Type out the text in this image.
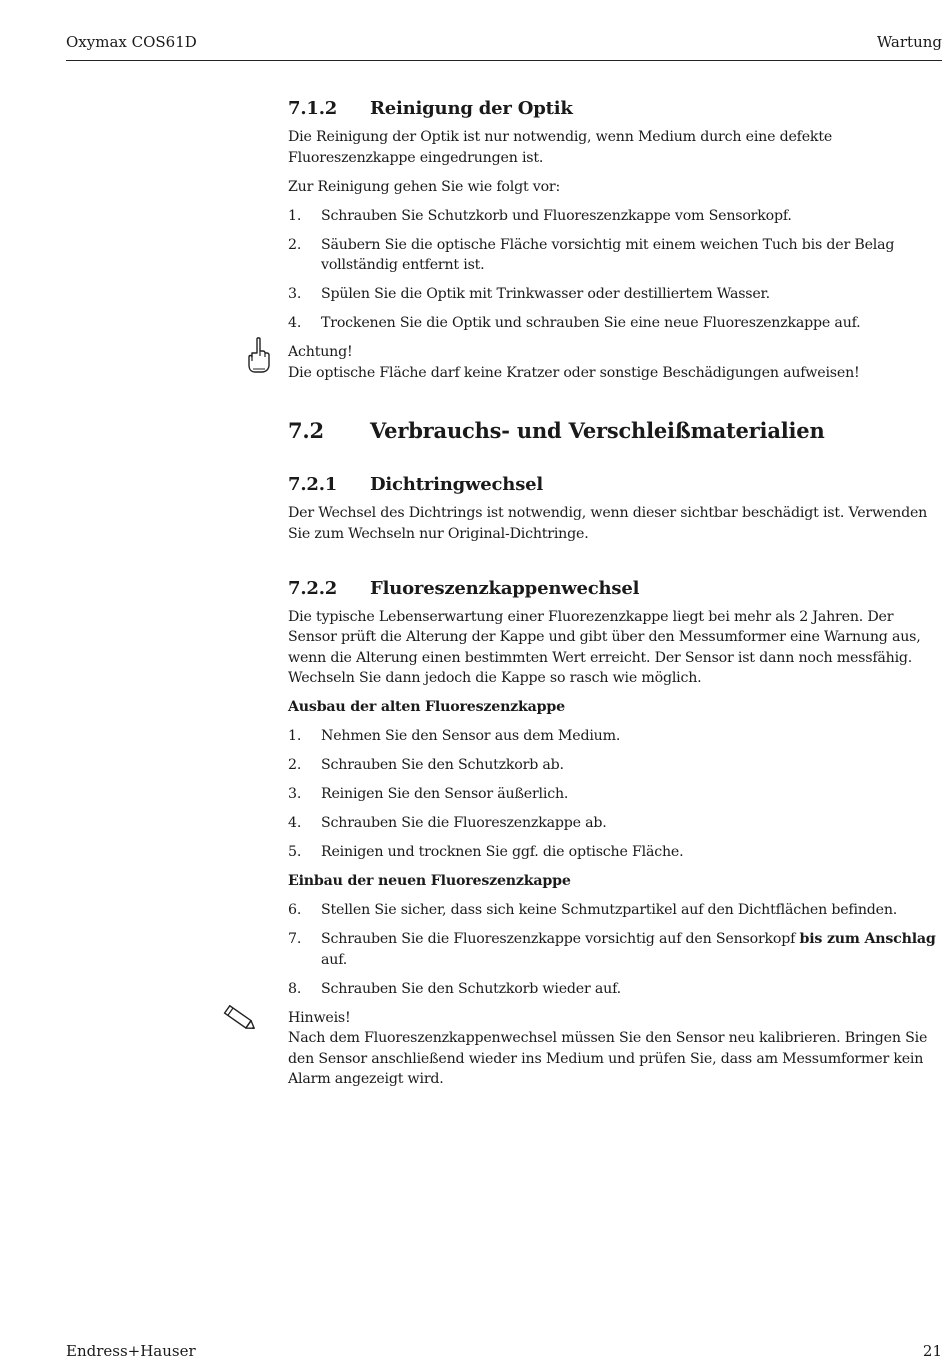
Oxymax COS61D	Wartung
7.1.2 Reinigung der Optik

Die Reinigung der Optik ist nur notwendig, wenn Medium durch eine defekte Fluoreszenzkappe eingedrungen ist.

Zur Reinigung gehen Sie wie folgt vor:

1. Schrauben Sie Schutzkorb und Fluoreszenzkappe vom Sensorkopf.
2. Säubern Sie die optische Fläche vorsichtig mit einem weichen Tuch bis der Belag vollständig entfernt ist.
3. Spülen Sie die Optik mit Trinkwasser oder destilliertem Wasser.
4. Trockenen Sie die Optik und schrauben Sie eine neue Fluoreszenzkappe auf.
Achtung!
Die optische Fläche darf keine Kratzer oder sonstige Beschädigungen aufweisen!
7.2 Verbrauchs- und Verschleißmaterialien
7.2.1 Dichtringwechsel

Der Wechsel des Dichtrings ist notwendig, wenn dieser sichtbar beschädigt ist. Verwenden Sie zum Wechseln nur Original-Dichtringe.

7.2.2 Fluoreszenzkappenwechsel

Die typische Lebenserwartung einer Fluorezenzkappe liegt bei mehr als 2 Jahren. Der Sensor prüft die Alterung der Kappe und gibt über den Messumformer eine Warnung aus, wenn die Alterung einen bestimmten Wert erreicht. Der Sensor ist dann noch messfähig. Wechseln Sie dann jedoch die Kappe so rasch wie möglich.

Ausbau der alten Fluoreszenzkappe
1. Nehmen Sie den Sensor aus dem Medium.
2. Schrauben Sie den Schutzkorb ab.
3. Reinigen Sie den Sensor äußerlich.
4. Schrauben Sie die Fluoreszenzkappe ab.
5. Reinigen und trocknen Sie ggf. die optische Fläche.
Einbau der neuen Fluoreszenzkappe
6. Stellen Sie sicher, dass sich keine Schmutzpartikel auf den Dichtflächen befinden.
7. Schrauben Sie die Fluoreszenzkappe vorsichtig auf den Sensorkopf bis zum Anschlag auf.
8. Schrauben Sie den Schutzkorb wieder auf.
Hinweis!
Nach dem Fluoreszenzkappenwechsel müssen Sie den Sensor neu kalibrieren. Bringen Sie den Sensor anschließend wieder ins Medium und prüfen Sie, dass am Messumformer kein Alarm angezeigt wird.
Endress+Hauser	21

...

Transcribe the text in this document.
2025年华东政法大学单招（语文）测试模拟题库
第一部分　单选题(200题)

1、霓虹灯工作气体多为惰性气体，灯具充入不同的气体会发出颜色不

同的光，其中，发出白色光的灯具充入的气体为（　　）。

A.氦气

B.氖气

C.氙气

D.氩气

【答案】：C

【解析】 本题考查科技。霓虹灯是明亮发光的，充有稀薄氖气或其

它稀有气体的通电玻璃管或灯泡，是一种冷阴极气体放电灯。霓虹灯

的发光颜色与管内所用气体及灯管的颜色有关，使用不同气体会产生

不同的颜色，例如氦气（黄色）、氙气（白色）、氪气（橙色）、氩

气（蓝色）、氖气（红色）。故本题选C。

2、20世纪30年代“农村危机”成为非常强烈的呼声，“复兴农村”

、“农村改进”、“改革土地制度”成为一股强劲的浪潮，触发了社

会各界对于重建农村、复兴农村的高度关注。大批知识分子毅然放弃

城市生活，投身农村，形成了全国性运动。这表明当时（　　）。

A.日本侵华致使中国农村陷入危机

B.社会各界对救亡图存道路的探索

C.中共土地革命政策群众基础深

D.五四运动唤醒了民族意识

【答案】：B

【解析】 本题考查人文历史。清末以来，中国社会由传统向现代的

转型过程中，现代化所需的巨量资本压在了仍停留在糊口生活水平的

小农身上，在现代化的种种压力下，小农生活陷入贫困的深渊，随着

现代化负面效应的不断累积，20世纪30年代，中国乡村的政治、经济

--

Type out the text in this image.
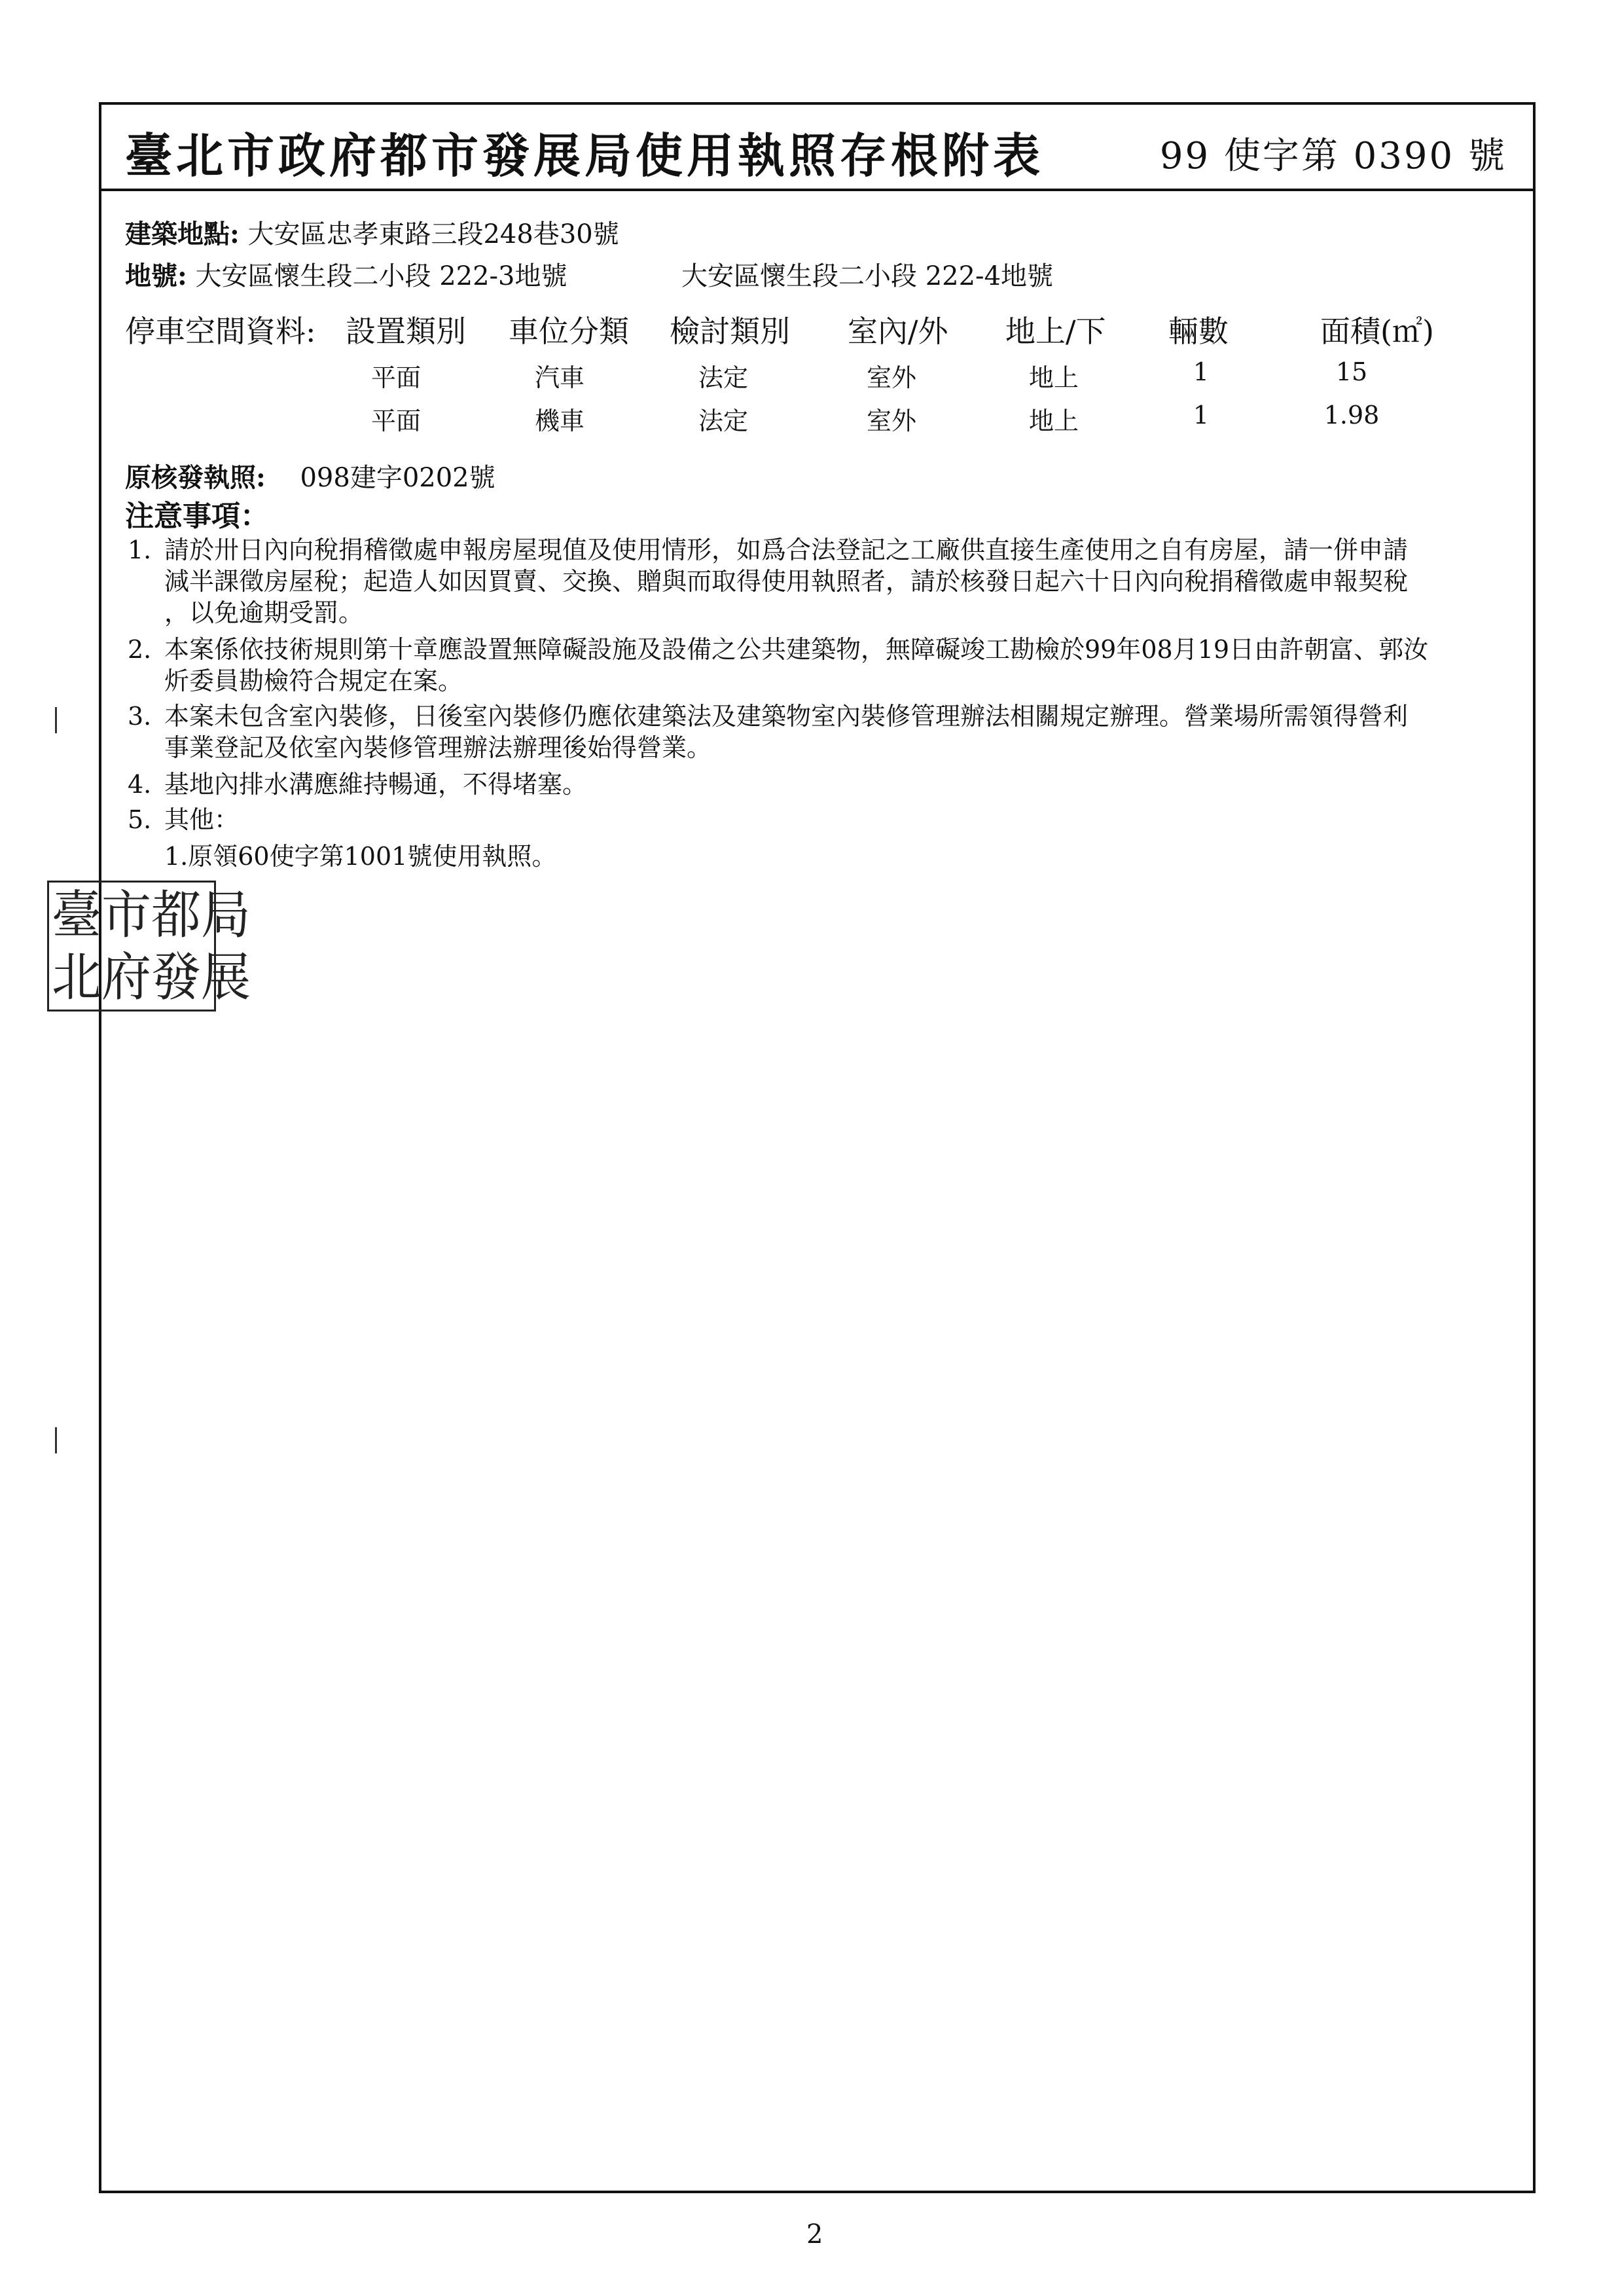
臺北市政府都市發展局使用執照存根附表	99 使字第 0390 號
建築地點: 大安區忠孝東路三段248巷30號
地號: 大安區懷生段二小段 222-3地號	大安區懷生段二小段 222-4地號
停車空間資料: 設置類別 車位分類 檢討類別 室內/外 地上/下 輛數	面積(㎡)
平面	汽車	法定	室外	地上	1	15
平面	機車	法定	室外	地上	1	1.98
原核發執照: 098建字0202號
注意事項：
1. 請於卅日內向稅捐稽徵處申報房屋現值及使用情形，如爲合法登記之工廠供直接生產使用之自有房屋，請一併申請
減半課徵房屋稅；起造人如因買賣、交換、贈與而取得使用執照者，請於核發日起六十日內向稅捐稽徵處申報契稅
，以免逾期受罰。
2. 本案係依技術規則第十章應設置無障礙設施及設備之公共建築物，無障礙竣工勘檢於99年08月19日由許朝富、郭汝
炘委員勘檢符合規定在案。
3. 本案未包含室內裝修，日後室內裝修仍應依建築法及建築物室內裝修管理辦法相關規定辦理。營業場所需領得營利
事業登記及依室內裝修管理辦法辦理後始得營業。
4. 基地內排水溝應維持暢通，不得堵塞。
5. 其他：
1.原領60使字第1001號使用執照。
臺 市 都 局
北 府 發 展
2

■ **Short problem**
From the material above, copy each line that includes the word "Reinigen".

■ **Task output**
3. Reinigen Sie den Sensor äußerlich.
5. Reinigen und trocknen Sie ggf. die optische Fläche.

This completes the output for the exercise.